---------- Provided records ----------

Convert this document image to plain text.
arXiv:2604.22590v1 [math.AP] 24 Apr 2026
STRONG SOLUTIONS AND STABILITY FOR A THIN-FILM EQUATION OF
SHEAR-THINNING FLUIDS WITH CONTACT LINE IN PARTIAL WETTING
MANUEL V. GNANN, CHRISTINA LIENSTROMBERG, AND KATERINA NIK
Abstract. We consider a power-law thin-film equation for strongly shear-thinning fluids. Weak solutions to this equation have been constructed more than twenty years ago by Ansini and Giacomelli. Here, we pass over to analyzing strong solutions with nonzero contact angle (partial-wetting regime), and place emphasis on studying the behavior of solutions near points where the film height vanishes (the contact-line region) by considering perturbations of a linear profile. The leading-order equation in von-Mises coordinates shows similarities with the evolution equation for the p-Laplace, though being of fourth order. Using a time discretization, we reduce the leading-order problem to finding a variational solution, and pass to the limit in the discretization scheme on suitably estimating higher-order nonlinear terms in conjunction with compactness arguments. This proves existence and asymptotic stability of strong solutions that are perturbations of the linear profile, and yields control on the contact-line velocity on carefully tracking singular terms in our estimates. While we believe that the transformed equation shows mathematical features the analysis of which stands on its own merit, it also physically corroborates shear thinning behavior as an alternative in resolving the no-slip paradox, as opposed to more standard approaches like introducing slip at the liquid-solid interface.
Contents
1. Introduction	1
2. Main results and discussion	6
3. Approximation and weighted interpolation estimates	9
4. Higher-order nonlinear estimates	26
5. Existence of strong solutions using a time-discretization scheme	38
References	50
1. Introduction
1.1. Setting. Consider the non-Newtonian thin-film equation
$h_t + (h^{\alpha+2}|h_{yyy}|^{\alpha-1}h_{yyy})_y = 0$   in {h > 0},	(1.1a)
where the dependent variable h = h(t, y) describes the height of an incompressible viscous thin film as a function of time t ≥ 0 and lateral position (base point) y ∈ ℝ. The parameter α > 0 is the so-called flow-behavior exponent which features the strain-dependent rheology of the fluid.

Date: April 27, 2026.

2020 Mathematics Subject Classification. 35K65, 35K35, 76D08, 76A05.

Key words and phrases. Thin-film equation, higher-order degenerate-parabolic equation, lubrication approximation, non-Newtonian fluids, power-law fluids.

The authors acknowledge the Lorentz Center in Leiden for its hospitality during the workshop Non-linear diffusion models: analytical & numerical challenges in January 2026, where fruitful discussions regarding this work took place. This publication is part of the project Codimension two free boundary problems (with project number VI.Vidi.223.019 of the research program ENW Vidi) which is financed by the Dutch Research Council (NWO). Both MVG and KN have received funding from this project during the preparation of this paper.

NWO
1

----------

• _Problem description_: Pick out lines containing the word "behavior", each one as written.

• _Task output_:
Abstract. We consider a power-law thin-film equation for strongly shear-thinning fluids. Weak solutions to this equation have been constructed more than twenty years ago by Ansini and Giacomelli. Here, we pass over to analyzing strong solutions with nonzero contact angle (partial-wetting regime), and place emphasis on studying the behavior of solutions near points where the film height vanishes (the contact-line region) by considering perturbations of a linear profile. The leading-order equation in von-Mises coordinates shows similarities with the evolution equation for the p-Laplace, though being of fourth order. Using a time discretization, we reduce the leading-order problem to finding a variational solution, and pass to the limit in the discretization scheme on suitably estimating higher-order nonlinear terms in conjunction with compactness arguments. This proves existence and asymptotic stability of strong solutions that are perturbations of the linear profile, and yields control on the contact-line velocity on carefully tracking singular terms in our estimates. While we believe that the transformed equation shows mathematical features the analysis of which stands on its own merit, it also physically corroborates shear thinning behavior as an alternative in resolving the no-slip paradox, as opposed to more standard approaches like introducing slip at the liquid-solid interface.
where the dependent variable h = h(t, y) describes the height of an incompressible viscous thin film as a function of time t ≥ 0 and lateral position (base point) y ∈ ℝ. The parameter α > 0 is the so-called flow-behavior exponent which features the strain-dependent rheology of the fluid.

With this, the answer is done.